## Aim
Pick out every line in the data below that holds "JSON".

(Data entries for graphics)

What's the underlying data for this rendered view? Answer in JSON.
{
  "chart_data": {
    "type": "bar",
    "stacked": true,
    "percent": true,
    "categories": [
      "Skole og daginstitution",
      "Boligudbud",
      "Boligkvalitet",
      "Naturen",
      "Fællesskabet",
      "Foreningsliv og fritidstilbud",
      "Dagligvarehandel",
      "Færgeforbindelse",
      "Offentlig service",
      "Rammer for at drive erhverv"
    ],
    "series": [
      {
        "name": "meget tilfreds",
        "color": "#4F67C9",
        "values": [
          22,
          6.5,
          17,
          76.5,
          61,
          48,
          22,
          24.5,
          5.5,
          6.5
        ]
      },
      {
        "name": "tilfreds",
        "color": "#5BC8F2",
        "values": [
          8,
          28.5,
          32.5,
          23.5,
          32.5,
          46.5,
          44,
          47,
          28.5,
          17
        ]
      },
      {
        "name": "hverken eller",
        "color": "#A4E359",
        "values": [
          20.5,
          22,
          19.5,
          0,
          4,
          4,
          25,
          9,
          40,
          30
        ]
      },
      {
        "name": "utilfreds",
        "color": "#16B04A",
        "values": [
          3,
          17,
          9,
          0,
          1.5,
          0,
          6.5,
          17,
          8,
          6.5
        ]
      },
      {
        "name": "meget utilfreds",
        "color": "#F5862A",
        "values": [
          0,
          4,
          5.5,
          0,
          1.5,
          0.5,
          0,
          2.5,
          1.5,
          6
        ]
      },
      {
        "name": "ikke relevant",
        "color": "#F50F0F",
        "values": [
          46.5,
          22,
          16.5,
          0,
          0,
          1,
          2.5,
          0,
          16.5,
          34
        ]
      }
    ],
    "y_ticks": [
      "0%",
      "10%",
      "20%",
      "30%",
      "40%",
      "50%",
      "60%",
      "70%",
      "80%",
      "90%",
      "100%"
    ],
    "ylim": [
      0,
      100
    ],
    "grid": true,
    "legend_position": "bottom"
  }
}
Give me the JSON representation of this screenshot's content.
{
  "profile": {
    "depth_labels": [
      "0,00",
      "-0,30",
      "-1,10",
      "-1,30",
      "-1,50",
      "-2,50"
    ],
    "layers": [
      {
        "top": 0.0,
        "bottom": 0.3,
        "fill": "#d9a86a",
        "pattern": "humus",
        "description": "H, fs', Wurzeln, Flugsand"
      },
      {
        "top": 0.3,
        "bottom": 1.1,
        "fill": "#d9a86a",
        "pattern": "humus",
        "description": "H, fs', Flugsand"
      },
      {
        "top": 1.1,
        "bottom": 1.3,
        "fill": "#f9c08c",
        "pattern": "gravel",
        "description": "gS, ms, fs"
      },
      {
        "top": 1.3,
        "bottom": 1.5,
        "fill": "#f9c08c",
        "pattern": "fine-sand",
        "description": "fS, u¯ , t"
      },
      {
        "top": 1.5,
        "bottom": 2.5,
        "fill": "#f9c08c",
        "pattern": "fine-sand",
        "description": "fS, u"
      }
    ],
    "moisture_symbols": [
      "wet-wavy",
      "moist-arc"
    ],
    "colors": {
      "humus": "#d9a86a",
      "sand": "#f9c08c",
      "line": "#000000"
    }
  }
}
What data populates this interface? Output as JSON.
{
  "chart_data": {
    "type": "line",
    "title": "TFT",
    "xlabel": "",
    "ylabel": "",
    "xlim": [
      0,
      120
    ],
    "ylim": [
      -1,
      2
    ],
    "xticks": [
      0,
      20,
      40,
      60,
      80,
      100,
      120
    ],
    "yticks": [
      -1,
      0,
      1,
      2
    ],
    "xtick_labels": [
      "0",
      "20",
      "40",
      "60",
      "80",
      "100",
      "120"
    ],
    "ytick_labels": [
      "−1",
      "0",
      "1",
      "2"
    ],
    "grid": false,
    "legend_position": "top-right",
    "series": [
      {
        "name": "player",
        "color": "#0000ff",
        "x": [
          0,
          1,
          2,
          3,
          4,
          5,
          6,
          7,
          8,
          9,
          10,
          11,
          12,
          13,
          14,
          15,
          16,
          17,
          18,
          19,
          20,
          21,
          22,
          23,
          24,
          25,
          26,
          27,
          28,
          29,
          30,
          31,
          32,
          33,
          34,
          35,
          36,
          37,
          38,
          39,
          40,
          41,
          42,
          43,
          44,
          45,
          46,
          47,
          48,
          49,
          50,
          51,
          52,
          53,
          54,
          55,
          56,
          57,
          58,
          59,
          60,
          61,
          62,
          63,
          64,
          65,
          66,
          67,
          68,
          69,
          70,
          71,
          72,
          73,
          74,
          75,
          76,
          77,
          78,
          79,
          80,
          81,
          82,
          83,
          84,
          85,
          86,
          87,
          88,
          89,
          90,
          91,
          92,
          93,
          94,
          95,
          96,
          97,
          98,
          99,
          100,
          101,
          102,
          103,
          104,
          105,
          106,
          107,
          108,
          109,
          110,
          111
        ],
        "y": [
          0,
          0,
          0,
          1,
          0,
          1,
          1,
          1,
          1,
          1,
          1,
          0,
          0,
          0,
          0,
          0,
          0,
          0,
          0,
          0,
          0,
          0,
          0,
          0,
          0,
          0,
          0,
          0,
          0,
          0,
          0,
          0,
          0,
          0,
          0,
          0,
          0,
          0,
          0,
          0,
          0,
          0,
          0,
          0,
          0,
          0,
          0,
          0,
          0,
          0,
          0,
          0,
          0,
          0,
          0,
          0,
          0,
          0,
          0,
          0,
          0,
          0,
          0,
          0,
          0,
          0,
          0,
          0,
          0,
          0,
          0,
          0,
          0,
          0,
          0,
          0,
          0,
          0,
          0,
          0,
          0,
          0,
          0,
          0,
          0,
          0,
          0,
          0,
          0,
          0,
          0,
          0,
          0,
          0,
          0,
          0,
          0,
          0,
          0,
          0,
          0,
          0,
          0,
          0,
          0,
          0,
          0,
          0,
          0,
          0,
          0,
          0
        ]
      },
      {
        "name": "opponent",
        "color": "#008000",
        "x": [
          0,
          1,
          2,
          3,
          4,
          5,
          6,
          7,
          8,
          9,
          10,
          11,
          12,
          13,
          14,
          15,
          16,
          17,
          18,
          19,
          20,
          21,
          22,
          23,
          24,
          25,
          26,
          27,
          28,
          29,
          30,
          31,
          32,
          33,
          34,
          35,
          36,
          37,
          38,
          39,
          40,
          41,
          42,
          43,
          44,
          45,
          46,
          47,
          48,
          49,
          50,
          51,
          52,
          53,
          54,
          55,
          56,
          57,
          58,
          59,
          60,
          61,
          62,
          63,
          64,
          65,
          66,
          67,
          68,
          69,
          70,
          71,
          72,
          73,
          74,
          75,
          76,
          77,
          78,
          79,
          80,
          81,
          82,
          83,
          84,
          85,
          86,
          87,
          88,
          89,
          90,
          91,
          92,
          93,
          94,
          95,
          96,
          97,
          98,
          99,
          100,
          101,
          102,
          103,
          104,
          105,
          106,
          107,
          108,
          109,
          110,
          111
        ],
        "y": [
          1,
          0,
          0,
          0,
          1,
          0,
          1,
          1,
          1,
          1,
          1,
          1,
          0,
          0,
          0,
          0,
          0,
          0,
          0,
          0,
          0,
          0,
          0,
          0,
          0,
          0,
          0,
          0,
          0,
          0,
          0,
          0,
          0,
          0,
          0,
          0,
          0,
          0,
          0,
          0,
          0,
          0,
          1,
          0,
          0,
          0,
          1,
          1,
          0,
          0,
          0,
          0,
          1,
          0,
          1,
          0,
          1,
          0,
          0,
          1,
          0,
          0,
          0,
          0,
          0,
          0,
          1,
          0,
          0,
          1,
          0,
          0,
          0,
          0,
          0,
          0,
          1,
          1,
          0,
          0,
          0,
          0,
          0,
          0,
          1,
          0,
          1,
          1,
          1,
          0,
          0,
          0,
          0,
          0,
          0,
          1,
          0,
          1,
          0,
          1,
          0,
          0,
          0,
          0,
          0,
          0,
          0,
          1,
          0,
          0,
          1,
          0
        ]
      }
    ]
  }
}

## Exercise output
What's the underlying data for this rendered view? Answer in JSON.
Give me the JSON representation of this screenshot's content.
What data populates this interface? Output as JSON.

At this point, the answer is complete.